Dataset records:

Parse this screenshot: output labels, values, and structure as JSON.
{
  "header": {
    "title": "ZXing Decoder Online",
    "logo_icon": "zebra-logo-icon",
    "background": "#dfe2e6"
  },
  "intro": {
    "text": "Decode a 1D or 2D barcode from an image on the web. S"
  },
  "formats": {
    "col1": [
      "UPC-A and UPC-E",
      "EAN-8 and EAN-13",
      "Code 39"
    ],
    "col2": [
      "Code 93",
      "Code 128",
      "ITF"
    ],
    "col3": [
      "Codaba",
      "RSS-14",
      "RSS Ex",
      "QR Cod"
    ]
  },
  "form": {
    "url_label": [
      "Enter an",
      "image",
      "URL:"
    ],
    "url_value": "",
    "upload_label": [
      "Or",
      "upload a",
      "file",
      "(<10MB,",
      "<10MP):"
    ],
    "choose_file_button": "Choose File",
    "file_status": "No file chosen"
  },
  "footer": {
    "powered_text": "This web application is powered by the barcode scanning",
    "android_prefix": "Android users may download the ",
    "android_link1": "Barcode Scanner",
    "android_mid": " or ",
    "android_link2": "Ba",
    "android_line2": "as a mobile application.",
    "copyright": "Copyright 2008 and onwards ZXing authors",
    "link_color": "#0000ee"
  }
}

Directions for this task
Scan the data for the word "image" and copy every line where it shows up.

Written solution
    "text": "Decode a 1D or 2D barcode from an image on the web. S"
      "image",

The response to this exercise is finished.